> [Given problem]: Type out the records that follow, exactly as given.

> [Entries]:
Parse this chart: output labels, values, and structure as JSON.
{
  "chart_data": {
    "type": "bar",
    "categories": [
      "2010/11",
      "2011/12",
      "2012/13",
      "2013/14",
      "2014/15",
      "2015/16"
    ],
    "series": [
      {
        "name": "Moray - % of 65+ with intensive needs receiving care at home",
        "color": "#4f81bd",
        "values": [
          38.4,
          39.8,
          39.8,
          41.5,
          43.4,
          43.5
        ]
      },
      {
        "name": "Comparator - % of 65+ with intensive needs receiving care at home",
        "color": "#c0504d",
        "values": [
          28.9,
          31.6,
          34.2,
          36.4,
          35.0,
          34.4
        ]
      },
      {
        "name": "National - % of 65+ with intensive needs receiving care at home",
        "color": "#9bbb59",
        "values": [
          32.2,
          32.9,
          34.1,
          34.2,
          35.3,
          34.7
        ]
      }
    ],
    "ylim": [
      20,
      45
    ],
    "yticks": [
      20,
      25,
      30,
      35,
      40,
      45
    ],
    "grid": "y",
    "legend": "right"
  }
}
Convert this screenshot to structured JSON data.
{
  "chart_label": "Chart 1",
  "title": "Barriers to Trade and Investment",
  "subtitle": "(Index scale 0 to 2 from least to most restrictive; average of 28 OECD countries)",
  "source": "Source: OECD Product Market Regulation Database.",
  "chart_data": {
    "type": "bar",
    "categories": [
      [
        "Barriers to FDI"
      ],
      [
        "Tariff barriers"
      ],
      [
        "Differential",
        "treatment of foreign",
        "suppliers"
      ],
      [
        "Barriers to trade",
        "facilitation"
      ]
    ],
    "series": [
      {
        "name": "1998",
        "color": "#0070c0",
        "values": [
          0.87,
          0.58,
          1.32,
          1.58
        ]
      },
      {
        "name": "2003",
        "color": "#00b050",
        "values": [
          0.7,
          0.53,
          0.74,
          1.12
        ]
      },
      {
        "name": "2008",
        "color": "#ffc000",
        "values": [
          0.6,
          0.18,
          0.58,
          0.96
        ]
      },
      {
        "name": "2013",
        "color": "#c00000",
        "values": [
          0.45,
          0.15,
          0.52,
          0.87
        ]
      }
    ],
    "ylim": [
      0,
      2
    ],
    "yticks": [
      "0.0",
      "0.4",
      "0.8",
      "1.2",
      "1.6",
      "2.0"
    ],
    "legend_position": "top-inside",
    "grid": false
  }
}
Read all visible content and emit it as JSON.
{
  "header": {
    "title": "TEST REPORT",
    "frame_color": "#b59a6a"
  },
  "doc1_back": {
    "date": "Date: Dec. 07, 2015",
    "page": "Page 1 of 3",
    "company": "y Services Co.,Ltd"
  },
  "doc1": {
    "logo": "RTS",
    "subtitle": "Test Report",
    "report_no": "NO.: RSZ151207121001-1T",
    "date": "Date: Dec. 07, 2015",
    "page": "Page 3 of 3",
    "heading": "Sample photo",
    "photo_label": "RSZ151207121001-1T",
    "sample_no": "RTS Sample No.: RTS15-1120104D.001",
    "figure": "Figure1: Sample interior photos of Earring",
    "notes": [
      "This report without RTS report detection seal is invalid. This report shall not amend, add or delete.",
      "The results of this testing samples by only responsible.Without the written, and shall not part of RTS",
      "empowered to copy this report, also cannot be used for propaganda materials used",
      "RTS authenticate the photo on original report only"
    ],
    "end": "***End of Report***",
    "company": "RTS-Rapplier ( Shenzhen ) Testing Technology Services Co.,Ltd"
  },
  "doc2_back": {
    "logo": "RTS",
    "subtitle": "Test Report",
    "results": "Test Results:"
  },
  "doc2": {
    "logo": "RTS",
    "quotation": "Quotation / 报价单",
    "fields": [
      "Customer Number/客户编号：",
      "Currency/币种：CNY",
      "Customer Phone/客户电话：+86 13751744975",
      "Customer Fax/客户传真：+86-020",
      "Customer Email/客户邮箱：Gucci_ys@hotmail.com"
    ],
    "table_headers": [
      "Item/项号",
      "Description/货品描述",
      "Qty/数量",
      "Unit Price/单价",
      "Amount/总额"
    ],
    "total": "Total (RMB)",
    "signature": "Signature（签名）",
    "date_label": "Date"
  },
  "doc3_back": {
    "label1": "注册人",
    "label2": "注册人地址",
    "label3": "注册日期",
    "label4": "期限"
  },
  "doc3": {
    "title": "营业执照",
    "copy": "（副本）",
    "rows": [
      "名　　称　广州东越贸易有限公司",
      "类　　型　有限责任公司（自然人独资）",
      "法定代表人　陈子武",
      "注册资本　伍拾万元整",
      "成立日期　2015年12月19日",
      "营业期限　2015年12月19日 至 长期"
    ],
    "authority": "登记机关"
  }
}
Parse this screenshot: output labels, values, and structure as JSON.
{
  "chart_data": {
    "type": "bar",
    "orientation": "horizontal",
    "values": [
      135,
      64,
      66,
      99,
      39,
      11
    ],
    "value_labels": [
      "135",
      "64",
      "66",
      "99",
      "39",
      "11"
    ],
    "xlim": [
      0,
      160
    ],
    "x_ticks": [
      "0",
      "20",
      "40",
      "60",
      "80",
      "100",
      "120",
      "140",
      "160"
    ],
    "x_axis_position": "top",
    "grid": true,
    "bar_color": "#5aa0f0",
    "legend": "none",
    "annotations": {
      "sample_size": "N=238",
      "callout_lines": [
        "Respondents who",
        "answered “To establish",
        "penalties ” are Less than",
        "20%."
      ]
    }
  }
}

> [Written answer]:
Parse this chart: output labels, values, and structure as JSON.
{
  "chart_data": {
    "type": "bar",
    "categories": [
      "2010/11",
      "2011/12",
      "2012/13",
      "2013/14",
      "2014/15",
      "2015/16"
    ],
    "series": [
      {
        "name": "Moray - % of 65+ with intensive needs receiving care at home",
        "color": "#4f81bd",
        "values": [
          38.4,
          39.8,
          39.8,
          41.5,
          43.4,
          43.5
        ]
      },
      {
        "name": "Comparator - % of 65+ with intensive needs receiving care at home",
        "color": "#c0504d",
        "values": [
          28.9,
          31.6,
          34.2,
          36.4,
          35.0,
          34.4
        ]
      },
      {
        "name": "National - % of 65+ with intensive needs receiving care at home",
        "color": "#9bbb59",
        "values": [
          32.2,
          32.9,
          34.1,
          34.2,
          35.3,
          34.7
        ]
      }
    ],
    "ylim": [
      20,
      45
    ],
    "yticks": [
      20,
      25,
      30,
      35,
      40,
      45
    ],
    "grid": "y",
    "legend": "right"
  }
}
Convert this screenshot to structured JSON data.
{
  "chart_label": "Chart 1",
  "title": "Barriers to Trade and Investment",
  "subtitle": "(Index scale 0 to 2 from least to most restrictive; average of 28 OECD countries)",
  "source": "Source: OECD Product Market Regulation Database.",
  "chart_data": {
    "type": "bar",
    "categories": [
      [
        "Barriers to FDI"
      ],
      [
        "Tariff barriers"
      ],
      [
        "Differential",
        "treatment of foreign",
        "suppliers"
      ],
      [
        "Barriers to trade",
        "facilitation"
      ]
    ],
    "series": [
      {
        "name": "1998",
        "color": "#0070c0",
        "values": [
          0.87,
          0.58,
          1.32,
          1.58
        ]
      },
      {
        "name": "2003",
        "color": "#00b050",
        "values": [
          0.7,
          0.53,
          0.74,
          1.12
        ]
      },
      {
        "name": "2008",
        "color": "#ffc000",
        "values": [
          0.6,
          0.18,
          0.58,
          0.96
        ]
      },
      {
        "name": "2013",
        "color": "#c00000",
        "values": [
          0.45,
          0.15,
          0.52,
          0.87
        ]
      }
    ],
    "ylim": [
      0,
      2
    ],
    "yticks": [
      "0.0",
      "0.4",
      "0.8",
      "1.2",
      "1.6",
      "2.0"
    ],
    "legend_position": "top-inside",
    "grid": false
  }
}
Read all visible content and emit it as JSON.
{
  "header": {
    "title": "TEST REPORT",
    "frame_color": "#b59a6a"
  },
  "doc1_back": {
    "date": "Date: Dec. 07, 2015",
    "page": "Page 1 of 3",
    "company": "y Services Co.,Ltd"
  },
  "doc1": {
    "logo": "RTS",
    "subtitle": "Test Report",
    "report_no": "NO.: RSZ151207121001-1T",
    "date": "Date: Dec. 07, 2015",
    "page": "Page 3 of 3",
    "heading": "Sample photo",
    "photo_label": "RSZ151207121001-1T",
    "sample_no": "RTS Sample No.: RTS15-1120104D.001",
    "figure": "Figure1: Sample interior photos of Earring",
    "notes": [
      "This report without RTS report detection seal is invalid. This report shall not amend, add or delete.",
      "The results of this testing samples by only responsible.Without the written, and shall not part of RTS",
      "empowered to copy this report, also cannot be used for propaganda materials used",
      "RTS authenticate the photo on original report only"
    ],
    "end": "***End of Report***",
    "company": "RTS-Rapplier ( Shenzhen ) Testing Technology Services Co.,Ltd"
  },
  "doc2_back": {
    "logo": "RTS",
    "subtitle": "Test Report",
    "results": "Test Results:"
  },
  "doc2": {
    "logo": "RTS",
    "quotation": "Quotation / 报价单",
    "fields": [
      "Customer Number/客户编号：",
      "Currency/币种：CNY",
      "Customer Phone/客户电话：+86 13751744975",
      "Customer Fax/客户传真：+86-020",
      "Customer Email/客户邮箱：Gucci_ys@hotmail.com"
    ],
    "table_headers": [
      "Item/项号",
      "Description/货品描述",
      "Qty/数量",
      "Unit Price/单价",
      "Amount/总额"
    ],
    "total": "Total (RMB)",
    "signature": "Signature（签名）",
    "date_label": "Date"
  },
  "doc3_back": {
    "label1": "注册人",
    "label2": "注册人地址",
    "label3": "注册日期",
    "label4": "期限"
  },
  "doc3": {
    "title": "营业执照",
    "copy": "（副本）",
    "rows": [
      "名　　称　广州东越贸易有限公司",
      "类　　型　有限责任公司（自然人独资）",
      "法定代表人　陈子武",
      "注册资本　伍拾万元整",
      "成立日期　2015年12月19日",
      "营业期限　2015年12月19日 至 长期"
    ],
    "authority": "登记机关"
  }
}
Parse this screenshot: output labels, values, and structure as JSON.
{
  "chart_data": {
    "type": "bar",
    "orientation": "horizontal",
    "values": [
      135,
      64,
      66,
      99,
      39,
      11
    ],
    "value_labels": [
      "135",
      "64",
      "66",
      "99",
      "39",
      "11"
    ],
    "xlim": [
      0,
      160
    ],
    "x_ticks": [
      "0",
      "20",
      "40",
      "60",
      "80",
      "100",
      "120",
      "140",
      "160"
    ],
    "x_axis_position": "top",
    "grid": true,
    "bar_color": "#5aa0f0",
    "legend": "none",
    "annotations": {
      "sample_size": "N=238",
      "callout_lines": [
        "Respondents who",
        "answered “To establish",
        "penalties ” are Less than",
        "20%."
      ]
    }
  }
}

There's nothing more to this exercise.